Exact repetition is required: output every record in full.
========================================
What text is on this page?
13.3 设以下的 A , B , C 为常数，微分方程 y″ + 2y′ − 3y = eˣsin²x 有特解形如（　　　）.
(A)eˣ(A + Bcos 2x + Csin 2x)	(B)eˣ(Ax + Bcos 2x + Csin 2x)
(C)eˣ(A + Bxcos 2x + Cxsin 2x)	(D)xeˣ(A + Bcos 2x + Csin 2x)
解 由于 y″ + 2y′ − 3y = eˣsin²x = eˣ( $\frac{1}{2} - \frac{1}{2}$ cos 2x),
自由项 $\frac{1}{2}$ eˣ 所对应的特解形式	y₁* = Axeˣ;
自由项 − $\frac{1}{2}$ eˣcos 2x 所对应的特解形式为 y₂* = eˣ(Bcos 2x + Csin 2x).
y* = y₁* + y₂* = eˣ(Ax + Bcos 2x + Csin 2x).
========================================
Output of the exercise:
What text is on this page?
13.3 设以下的 A , B , C 为常数，微分方程 y″ + 2y′ − 3y = eˣsin²x 有特解形如（　　　）.
(A)eˣ(A + Bcos 2x + Csin 2x)	(B)eˣ(Ax + Bcos 2x + Csin 2x)
(C)eˣ(A + Bxcos 2x + Cxsin 2x)	(D)xeˣ(A + Bcos 2x + Csin 2x)
解 由于 y″ + 2y′ − 3y = eˣsin²x = eˣ( $\frac{1}{2} - \frac{1}{2}$ cos 2x),
自由项 $\frac{1}{2}$ eˣ 所对应的特解形式	y₁* = Axeˣ;
自由项 − $\frac{1}{2}$ eˣcos 2x 所对应的特解形式为 y₂* = eˣ(Bcos 2x + Csin 2x).
y* = y₁* + y₂* = eˣ(Ax + Bcos 2x + Csin 2x).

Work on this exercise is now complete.